▸ TASKS TO CARRY OUT
(1) In the dxWDL build notes, which operating system do the instructions assume?
(2) Reproduce the dxWDL build notes between "Download the Broad" and "16.04 system (Xenial).", inclusive, with "Ubuntu 16.04" swapped for "Ubuntu 18.04".

▸ DOCUMENT SECTION
If you build an applet on the platform with dxWDL, and want to
inspect it, use: dx get --omit-resources <applet path>
. This will refrain from
downloading the large resource files that go into the applet.
This section is intended for people interested in making modifications to the compiler, or building it on their own.
Download the Broad Institute tools, get the latest versions of cromwell and wdl4s. Currently, we are working with wdl4s version 0.11, and cromwell version 26.
The instructions here assume an Ubuntu 16.04 system (Xenial).
Install java v1.8
sudo apt install openjdk-8-jre-headless
Install Scala
wget www.scala-lang.org/files/archive/scala-2.12.1.deb
sudo dpkg -i scala-2.12.1.deb
Get sbt
, this is a make like utility that works with the scala
language.
echo "deb https://dl.bintray.com/sbt/debian /" | sudo tee -a /etc/apt/sources.list.d/sbt.list
sudo apt-key adv --keyserver hkp://keyserver.ubuntu.com:80 --recv 2EE0EA64E40A89B84B2DF73499E82A75642AC823
sudo apt-get update
sudo apt-get install sbt
Running sbt for the first time takes several minutes, because it downloads all required packages.
Checkout the code, and build it.
git clone https://github.com/dnanexus/dx-toolkit.git
git clone https://github.com/dnanexus-rnd/dxWDL.git
make -C dx-toolkit java
mkdir dxWDL/lib && cp dx-toolkit/lib/java/dnanexus-api-0.1.0-SNAPSHOT-jar-with-dependencies.jar dxWDL/lib
cd dxWDL && make all
The dxWDL/lib subdirectory contains the java bindings for dnanexus, the dxjava jar file. This allows the compilation process to find dx methods, without including them in the final (fat) jar file. In order to compile a WDL file into a dx-workflow, do:
make asset
This will create an asset that includes all the applet dependencies in the current
dx project. Record the asset id, record-xxxx
.
Then:
./dxWDL compile yourWorkflow.wdl --asset record-xxxx
sbt keeps the cache of downloaded jar files in
${HOME}/.ivy2/cache
. For example, the WDL jar files are under
${HOME}/.ivy2/cache/org.broadinstitute
. In case of problems with
cached jars, you can remove this directory recursively. This will make
WDL download all dependencies (again).

▸ INFORMATION GIVEN

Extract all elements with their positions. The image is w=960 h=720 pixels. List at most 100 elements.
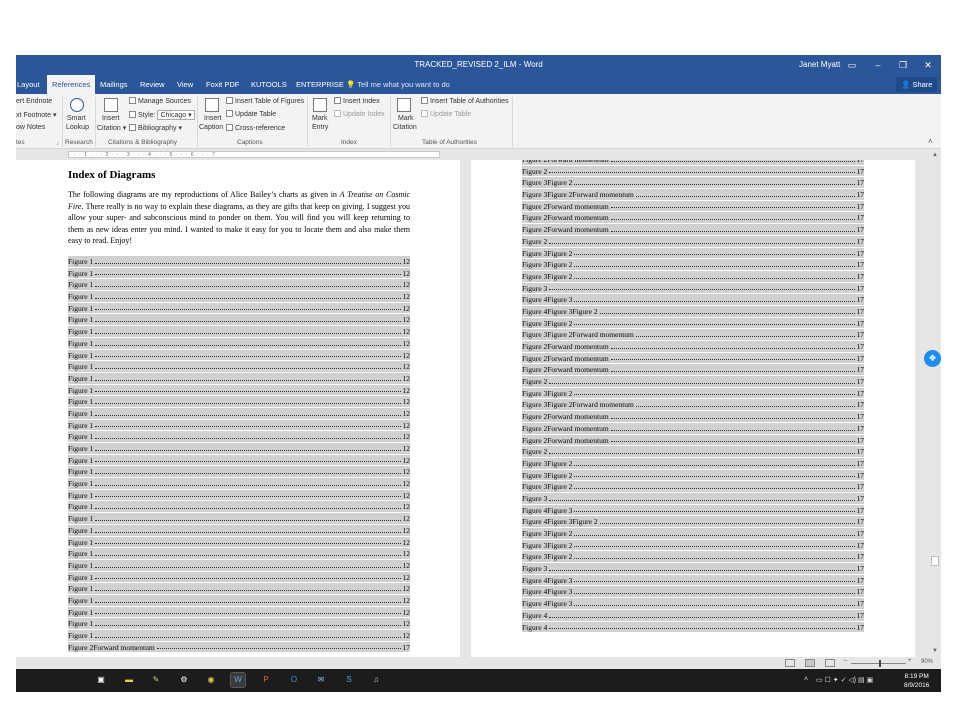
toc-entry[interactable]: Figure 1 12 (68, 431, 410, 443)
toc-entry[interactable]: Figure 2 17 (522, 165, 864, 178)
collapse-ribbon-icon[interactable]: ˄ (928, 137, 933, 146)
zoom-out-icon[interactable]: – (844, 658, 847, 664)
toc-entry[interactable]: Figure 3Figure 2 17 (522, 528, 864, 540)
bibliography-button[interactable]: Bibliography ▾ (129, 124, 182, 132)
toc-entry[interactable]: Figure 1 12 (68, 302, 410, 315)
toc-entry[interactable]: Figure 1 12 (68, 478, 410, 490)
update-index-button[interactable]: Update Index (334, 110, 385, 118)
settings-gear-icon[interactable]: ⚙ (177, 673, 191, 687)
tab-foxit-pdf[interactable]: Foxit PDF (201, 75, 244, 94)
mark-citation-label-2[interactable]: Citation (393, 124, 417, 131)
ruler-scale[interactable]: · · · 1 · · · 2 · · · 3 · · · 4 · · · 5 … (68, 151, 440, 158)
tab-references[interactable]: References (47, 75, 96, 94)
toc-entry[interactable]: Figure 3Figure 2 17 (522, 247, 864, 260)
user-name[interactable]: Janet Myatt (799, 60, 840, 69)
smart-lookup-label-1[interactable]: Smart (67, 115, 86, 122)
mail-app-icon[interactable]: ✉ (314, 673, 328, 687)
show-notes-button[interactable]: ow Notes (16, 124, 45, 131)
toc-entry[interactable]: Figure 1 12 (68, 349, 410, 362)
toc-entry[interactable]: Figure 1 12 (68, 513, 410, 525)
toc-entry[interactable]: Figure 1 12 (68, 630, 410, 642)
toc-entry[interactable]: Figure 1 12 (68, 314, 410, 327)
toc-entry[interactable]: Figure 1 12 (68, 419, 410, 432)
share-button[interactable]: 👤 Share (896, 77, 938, 92)
insert-index-button[interactable]: Insert Index (334, 97, 380, 105)
zoom-level[interactable]: 90% (921, 659, 933, 665)
toc-entry[interactable]: Figure 1 12 (68, 361, 410, 373)
toc-entry[interactable]: Figure 1 12 (68, 489, 410, 502)
toc-entry[interactable]: Figure 1 12 (68, 337, 410, 350)
next-footnote-button[interactable]: xt Footnote ▾ (16, 111, 57, 119)
dialog-launcher-icon[interactable]: ⌟ (56, 139, 59, 146)
insert-caption-icon[interactable] (205, 98, 219, 112)
toc-entry[interactable]: Figure 2Forward momentum 17 (522, 212, 864, 225)
toc-entry[interactable]: Figure 4Figure 3 17 (522, 586, 864, 599)
toc-entry[interactable]: Figure 3Figure 2Forward momentum 17 (522, 329, 864, 341)
outlook-icon[interactable]: O (287, 673, 301, 687)
style-dropdown[interactable]: Chicago ▾ (157, 110, 195, 120)
insert-citation-label-1[interactable]: Insert (102, 115, 120, 122)
toc-entry[interactable]: Figure 3Figure 2 17 (522, 539, 864, 552)
tray-chevron-icon[interactable]: ˄ (804, 676, 808, 683)
toc-entry[interactable]: Figure 4Figure 3 17 (522, 574, 864, 587)
toc-entry[interactable]: Figure 3Figure 2 17 (522, 270, 864, 283)
notes-app-icon[interactable]: ✎ (149, 673, 163, 687)
document-page-left[interactable]: Index of Diagrams The following diagrams… (16, 160, 460, 657)
toc-entry[interactable]: Figure 1 12 (68, 548, 410, 560)
toc-entry[interactable]: Figure 3 17 (522, 563, 864, 575)
file-explorer-icon[interactable]: ▬ (122, 673, 136, 687)
toc-entry[interactable]: Figure 4 17 (522, 609, 864, 622)
insert-endnote-button[interactable]: ert Endnote (16, 98, 52, 105)
toc-entry[interactable]: Figure 1 12 (68, 384, 410, 397)
toc-entry[interactable]: Figure 3Figure 2 17 (522, 317, 864, 330)
toc-entry[interactable]: Figure 1 12 (68, 559, 410, 572)
insert-caption-label-2[interactable]: Caption (199, 124, 223, 131)
taskbar-clock[interactable]: 8:19 PM 8/9/2016 (904, 672, 929, 690)
toc-entry[interactable]: Figure 1 12 (68, 407, 410, 420)
toc-entry[interactable]: Figure 3Figure 2 17 (522, 469, 864, 482)
zoom-in-icon[interactable]: + (908, 658, 912, 664)
toc-entry[interactable]: Figure 3Figure 2Forward momentum 17 (522, 399, 864, 412)
tab-review[interactable]: Review (135, 75, 170, 94)
toc-entry[interactable]: Figure 1 12 (68, 594, 410, 607)
toc-entry[interactable]: Figure 1 12 (68, 501, 410, 514)
mark-citation-icon[interactable] (397, 98, 411, 112)
toc-entry[interactable]: Figure 1 12 (68, 291, 410, 303)
toc-entry[interactable]: Figure 1 12 (68, 279, 410, 292)
powerpoint-icon[interactable]: P (259, 673, 273, 687)
toc-entry[interactable]: Figure 4Figure 3 17 (522, 294, 864, 306)
toc-entry[interactable]: Figure 1 12 (68, 443, 410, 455)
toc-entry[interactable]: Figure 1 12 (68, 524, 410, 537)
dropbox-icon[interactable]: ❖ (924, 350, 941, 367)
toc-entry[interactable]: Figure 1 12 (68, 326, 410, 338)
vertical-scrollbar[interactable]: ▲ ▼ (929, 150, 941, 657)
toc-entry[interactable]: Figure 1 12 (68, 466, 410, 479)
document-page-right[interactable]: Figure 2Forward momentum17Figure 217Figu… (471, 160, 915, 657)
insert-caption-label-1[interactable]: Insert (204, 115, 222, 122)
smart-lookup-label-2[interactable]: Lookup (66, 124, 89, 131)
toc-entry[interactable]: Figure 4 17 (522, 621, 864, 634)
toc-entry[interactable]: Figure 4Figure 3 17 (522, 598, 864, 610)
tab-layout[interactable]: Layout (16, 75, 45, 94)
chrome-icon[interactable]: ◉ (204, 673, 218, 687)
tab-mailings[interactable]: Mailings (95, 75, 133, 94)
skype-icon[interactable]: S (342, 673, 356, 687)
zoom-slider[interactable] (851, 660, 906, 667)
toc-entry[interactable]: Figure 3 17 (522, 492, 864, 505)
insert-citation-icon[interactable] (104, 98, 118, 112)
toc-entry[interactable]: Figure 1 12 (68, 571, 410, 584)
toc-entry[interactable]: Figure 2Forward momentum 17 (522, 422, 864, 435)
toc-entry[interactable]: Figure 2Forward momentum 17 (522, 200, 864, 213)
tell-me-box[interactable]: 💡 Tell me what you want to do (346, 75, 450, 94)
tab-kutools[interactable]: KUTOOLS (246, 75, 292, 94)
toc-entry[interactable]: Figure 3Figure 2 17 (522, 177, 864, 190)
restore-icon[interactable]: ❐ (896, 58, 910, 72)
toc-entry[interactable]: Figure 2Forward momentum 17 (522, 364, 864, 377)
ribbon-display-icon[interactable]: ▭ (845, 58, 859, 72)
close-icon[interactable]: ✕ (921, 58, 935, 72)
toc-entry[interactable]: Figure 3Figure 2 17 (522, 481, 864, 493)
toc-entry[interactable]: Figure 2 17 (522, 446, 864, 458)
insert-table-of-figures-button[interactable]: Insert Table of Figures (226, 97, 304, 105)
mark-entry-label-1[interactable]: Mark (312, 115, 328, 122)
read-mode-icon[interactable] (785, 659, 795, 667)
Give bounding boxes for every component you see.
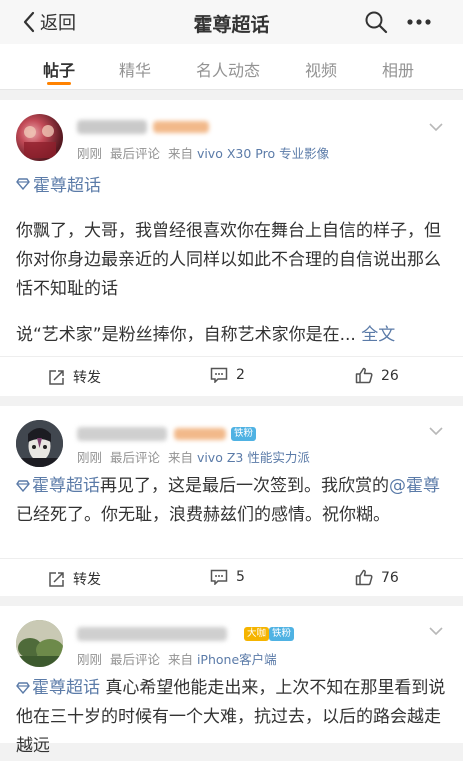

▸ FINAL RESULTS
(1) An Ubuntu 16.04 system (Xenial).

(2)
Download the Broad Institute tools, get the latest versions of cromwell and wdl4s. Currently, we are working with wdl4s version 0.11, and cromwell version 26.
The instructions here assume an Ubuntu 18.04 system (Xenial).